┌──

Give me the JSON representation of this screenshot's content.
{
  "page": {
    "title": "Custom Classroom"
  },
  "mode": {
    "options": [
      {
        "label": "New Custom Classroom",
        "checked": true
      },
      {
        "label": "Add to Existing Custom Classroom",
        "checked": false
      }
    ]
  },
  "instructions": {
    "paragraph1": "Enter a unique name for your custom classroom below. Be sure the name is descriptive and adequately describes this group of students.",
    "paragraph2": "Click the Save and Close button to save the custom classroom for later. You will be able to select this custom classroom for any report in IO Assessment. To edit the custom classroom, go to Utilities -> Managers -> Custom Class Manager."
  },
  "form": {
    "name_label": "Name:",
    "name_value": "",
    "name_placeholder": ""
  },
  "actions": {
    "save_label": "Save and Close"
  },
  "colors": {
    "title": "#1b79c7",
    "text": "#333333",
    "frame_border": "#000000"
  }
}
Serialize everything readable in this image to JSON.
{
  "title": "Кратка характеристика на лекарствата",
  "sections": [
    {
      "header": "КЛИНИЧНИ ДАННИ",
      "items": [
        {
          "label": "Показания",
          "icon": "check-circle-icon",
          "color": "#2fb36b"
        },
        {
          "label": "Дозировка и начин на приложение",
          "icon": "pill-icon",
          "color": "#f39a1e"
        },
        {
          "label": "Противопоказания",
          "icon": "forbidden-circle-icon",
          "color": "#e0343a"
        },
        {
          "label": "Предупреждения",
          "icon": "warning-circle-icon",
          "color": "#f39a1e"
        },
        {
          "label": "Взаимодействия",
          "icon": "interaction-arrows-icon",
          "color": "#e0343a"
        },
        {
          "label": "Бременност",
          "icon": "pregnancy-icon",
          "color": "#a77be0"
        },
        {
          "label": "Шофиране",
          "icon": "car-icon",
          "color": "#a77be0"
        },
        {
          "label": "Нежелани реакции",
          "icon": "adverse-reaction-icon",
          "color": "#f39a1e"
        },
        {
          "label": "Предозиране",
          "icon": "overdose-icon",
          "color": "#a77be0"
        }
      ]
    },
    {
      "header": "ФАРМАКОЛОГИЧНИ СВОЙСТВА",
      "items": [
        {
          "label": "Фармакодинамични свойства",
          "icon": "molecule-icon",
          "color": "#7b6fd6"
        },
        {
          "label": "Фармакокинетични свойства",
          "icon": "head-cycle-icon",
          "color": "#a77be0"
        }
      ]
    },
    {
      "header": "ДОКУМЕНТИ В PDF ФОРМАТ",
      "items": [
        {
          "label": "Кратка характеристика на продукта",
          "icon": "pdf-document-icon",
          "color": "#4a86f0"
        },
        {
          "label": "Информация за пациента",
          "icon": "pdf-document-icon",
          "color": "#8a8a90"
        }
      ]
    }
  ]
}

└──

Identify and copy lines that hold the string "JSON".

Give me the JSON representation of this screenshot's content.
Serialize everything readable in this image to JSON.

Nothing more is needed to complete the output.